=== What you have to do ===
Omit the pictures, then reproduce every remaining record exactly.

=== Records for this task ===
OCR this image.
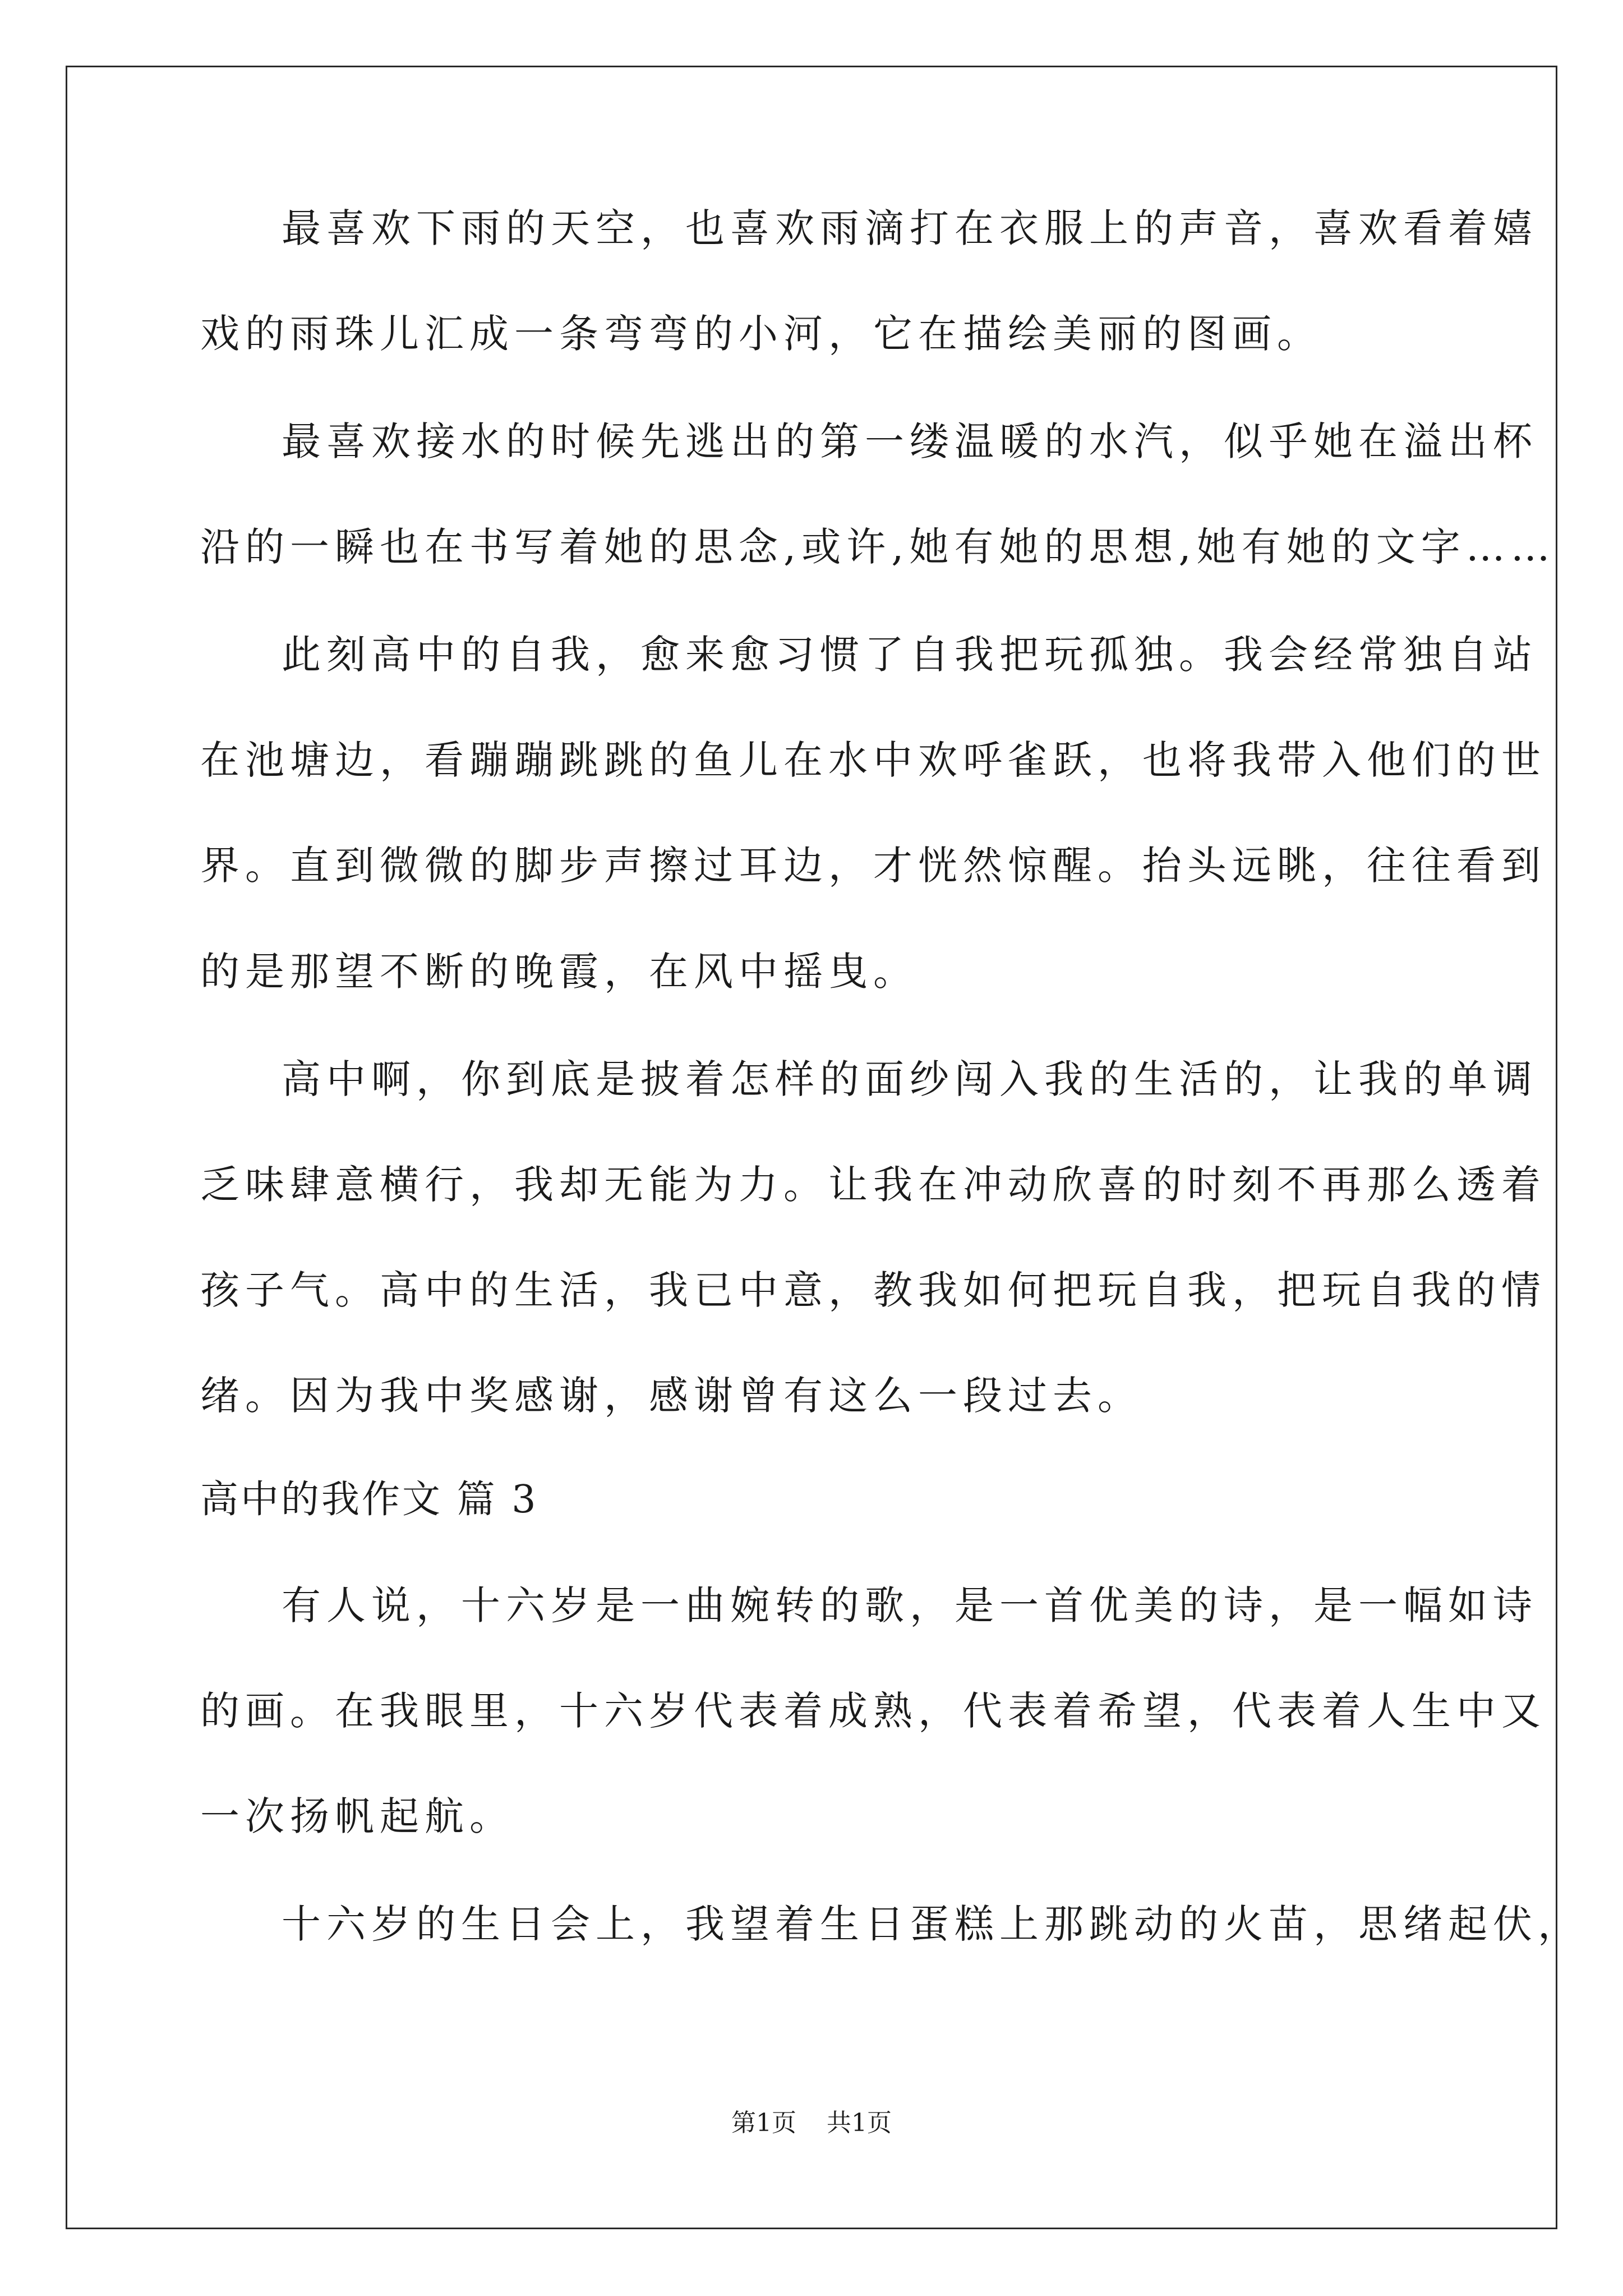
最喜欢下雨的天空，也喜欢雨滴打在衣服上的声音，喜欢看着嬉
戏的雨珠儿汇成一条弯弯的小河，它在描绘美丽的图画。
最喜欢接水的时候先逃出的第一缕温暖的水汽，似乎她在溢出杯
沿的一瞬也在书写着她的思念,或许,她有她的思想,她有她的文字……
此刻高中的自我，愈来愈习惯了自我把玩孤独。我会经常独自站
在池塘边，看蹦蹦跳跳的鱼儿在水中欢呼雀跃，也将我带入他们的世
界。直到微微的脚步声擦过耳边，才恍然惊醒。抬头远眺，往往看到
的是那望不断的晚霞，在风中摇曳。
高中啊，你到底是披着怎样的面纱闯入我的生活的，让我的单调
乏味肆意横行，我却无能为力。让我在冲动欣喜的时刻不再那么透着
孩子气。高中的生活，我已中意，教我如何把玩自我，把玩自我的情
绪。因为我中奖感谢，感谢曾有这么一段过去。
高中的我作文 篇 3
有人说，十六岁是一曲婉转的歌，是一首优美的诗，是一幅如诗
的画。在我眼里，十六岁代表着成熟，代表着希望，代表着人生中又
一次扬帆起航。
十六岁的生日会上，我望着生日蛋糕上那跳动的火苗，思绪起伏，
第1页 共1页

=== Right answer ===
OCR this image.
最喜欢下雨的天空，也喜欢雨滴打在衣服上的声音，喜欢看着嬉
戏的雨珠儿汇成一条弯弯的小河，它在描绘美丽的图画。
最喜欢接水的时候先逃出的第一缕温暖的水汽，似乎她在溢出杯
沿的一瞬也在书写着她的思念,或许,她有她的思想,她有她的文字……
此刻高中的自我，愈来愈习惯了自我把玩孤独。我会经常独自站
在池塘边，看蹦蹦跳跳的鱼儿在水中欢呼雀跃，也将我带入他们的世
界。直到微微的脚步声擦过耳边，才恍然惊醒。抬头远眺，往往看到
的是那望不断的晚霞，在风中摇曳。
高中啊，你到底是披着怎样的面纱闯入我的生活的，让我的单调
乏味肆意横行，我却无能为力。让我在冲动欣喜的时刻不再那么透着
孩子气。高中的生活，我已中意，教我如何把玩自我，把玩自我的情
绪。因为我中奖感谢，感谢曾有这么一段过去。
高中的我作文 篇 3
有人说，十六岁是一曲婉转的歌，是一首优美的诗，是一幅如诗
的画。在我眼里，十六岁代表着成熟，代表着希望，代表着人生中又
一次扬帆起航。
十六岁的生日会上，我望着生日蛋糕上那跳动的火苗，思绪起伏，
第1页 共1页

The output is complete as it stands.